Records about charts and figures
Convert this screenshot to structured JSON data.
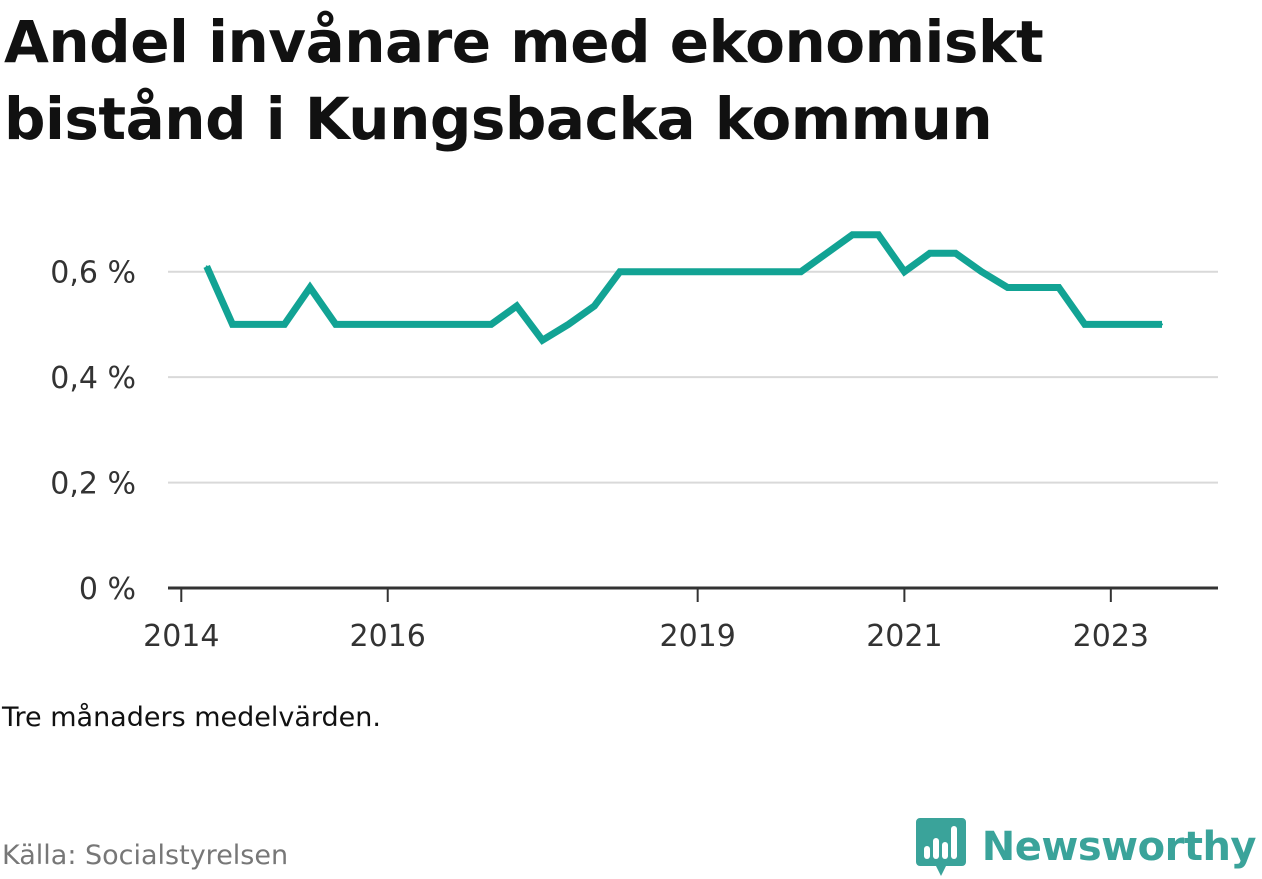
{
  "title": "Andel invånare med ekonomiskt bistånd i Kungsbacka kommun",
  "note": "Tre månaders medelvärden.",
  "source": "Källa: Socialstyrelsen",
  "brand": {
    "name": "Newsworthy",
    "icon": "newsworthy-logo-icon",
    "color": "#3aa39a"
  },
  "colors": {
    "line": "#12a394",
    "grid": "#d9d9d9",
    "axis": "#333333"
  },
  "chart_data": {
    "type": "line",
    "title": "Andel invånare med ekonomiskt bistånd i Kungsbacka kommun",
    "xlabel": "",
    "ylabel": "",
    "ylim": [
      0,
      0.7
    ],
    "xlim": [
      "2013-11-15",
      "2024-01-15"
    ],
    "y_ticks": [
      {
        "value": 0,
        "label": "0 %"
      },
      {
        "value": 0.2,
        "label": "0,2 %"
      },
      {
        "value": 0.4,
        "label": "0,4 %"
      },
      {
        "value": 0.6,
        "label": "0,6 %"
      }
    ],
    "x_ticks": [
      {
        "value": "2014-01-01",
        "label": "2014"
      },
      {
        "value": "2016-01-01",
        "label": "2016"
      },
      {
        "value": "2019-01-01",
        "label": "2019"
      },
      {
        "value": "2021-01-01",
        "label": "2021"
      },
      {
        "value": "2023-01-01",
        "label": "2023"
      }
    ],
    "grid": true,
    "legend": "none",
    "series": [
      {
        "x": [
          "2014-04-01",
          "2014-07-01",
          "2014-10-01",
          "2015-01-01",
          "2015-04-01",
          "2015-07-01",
          "2015-10-01",
          "2016-01-01",
          "2016-04-01",
          "2016-07-01",
          "2016-10-01",
          "2017-01-01",
          "2017-04-01",
          "2017-07-01",
          "2017-10-01",
          "2018-01-01",
          "2018-04-01",
          "2018-07-01",
          "2018-10-01",
          "2019-01-01",
          "2019-04-01",
          "2019-07-01",
          "2019-10-01",
          "2020-01-01",
          "2020-04-01",
          "2020-07-01",
          "2020-10-01",
          "2021-01-01",
          "2021-04-01",
          "2021-07-01",
          "2021-10-01",
          "2022-01-01",
          "2022-04-01",
          "2022-07-01",
          "2022-10-01",
          "2023-01-01",
          "2023-04-01",
          "2023-07-01"
        ],
        "y": [
          0.61,
          0.5,
          0.5,
          0.5,
          0.57,
          0.5,
          0.5,
          0.5,
          0.5,
          0.5,
          0.5,
          0.5,
          0.535,
          0.47,
          0.5,
          0.535,
          0.6,
          0.6,
          0.6,
          0.6,
          0.6,
          0.6,
          0.6,
          0.6,
          0.635,
          0.67,
          0.67,
          0.6,
          0.635,
          0.635,
          0.6,
          0.57,
          0.57,
          0.57,
          0.5,
          0.5,
          0.5,
          0.5
        ]
      }
    ]
  }
}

PROBLEM: Restate each of the entries above word for word and skip every image.

CORRECT RESULT:
Convert this screenshot to structured JSON data.
{
  "title": "Andel invånare med ekonomiskt bistånd i Kungsbacka kommun",
  "note": "Tre månaders medelvärden.",
  "source": "Källa: Socialstyrelsen",
  "brand": {
    "name": "Newsworthy",
    "icon": "newsworthy-logo-icon",
    "color": "#3aa39a"
  },
  "colors": {
    "line": "#12a394",
    "grid": "#d9d9d9",
    "axis": "#333333"
  },
  "chart_data": {
    "type": "line",
    "title": "Andel invånare med ekonomiskt bistånd i Kungsbacka kommun",
    "xlabel": "",
    "ylabel": "",
    "ylim": [
      0,
      0.7
    ],
    "xlim": [
      "2013-11-15",
      "2024-01-15"
    ],
    "y_ticks": [
      {
        "value": 0,
        "label": "0 %"
      },
      {
        "value": 0.2,
        "label": "0,2 %"
      },
      {
        "value": 0.4,
        "label": "0,4 %"
      },
      {
        "value": 0.6,
        "label": "0,6 %"
      }
    ],
    "x_ticks": [
      {
        "value": "2014-01-01",
        "label": "2014"
      },
      {
        "value": "2016-01-01",
        "label": "2016"
      },
      {
        "value": "2019-01-01",
        "label": "2019"
      },
      {
        "value": "2021-01-01",
        "label": "2021"
      },
      {
        "value": "2023-01-01",
        "label": "2023"
      }
    ],
    "grid": true,
    "legend": "none",
    "series": [
      {
        "x": [
          "2014-04-01",
          "2014-07-01",
          "2014-10-01",
          "2015-01-01",
          "2015-04-01",
          "2015-07-01",
          "2015-10-01",
          "2016-01-01",
          "2016-04-01",
          "2016-07-01",
          "2016-10-01",
          "2017-01-01",
          "2017-04-01",
          "2017-07-01",
          "2017-10-01",
          "2018-01-01",
          "2018-04-01",
          "2018-07-01",
          "2018-10-01",
          "2019-01-01",
          "2019-04-01",
          "2019-07-01",
          "2019-10-01",
          "2020-01-01",
          "2020-04-01",
          "2020-07-01",
          "2020-10-01",
          "2021-01-01",
          "2021-04-01",
          "2021-07-01",
          "2021-10-01",
          "2022-01-01",
          "2022-04-01",
          "2022-07-01",
          "2022-10-01",
          "2023-01-01",
          "2023-04-01",
          "2023-07-01"
        ],
        "y": [
          0.61,
          0.5,
          0.5,
          0.5,
          0.57,
          0.5,
          0.5,
          0.5,
          0.5,
          0.5,
          0.5,
          0.5,
          0.535,
          0.47,
          0.5,
          0.535,
          0.6,
          0.6,
          0.6,
          0.6,
          0.6,
          0.6,
          0.6,
          0.6,
          0.635,
          0.67,
          0.67,
          0.6,
          0.635,
          0.635,
          0.6,
          0.57,
          0.57,
          0.57,
          0.5,
          0.5,
          0.5,
          0.5
        ]
      }
    ]
  }
}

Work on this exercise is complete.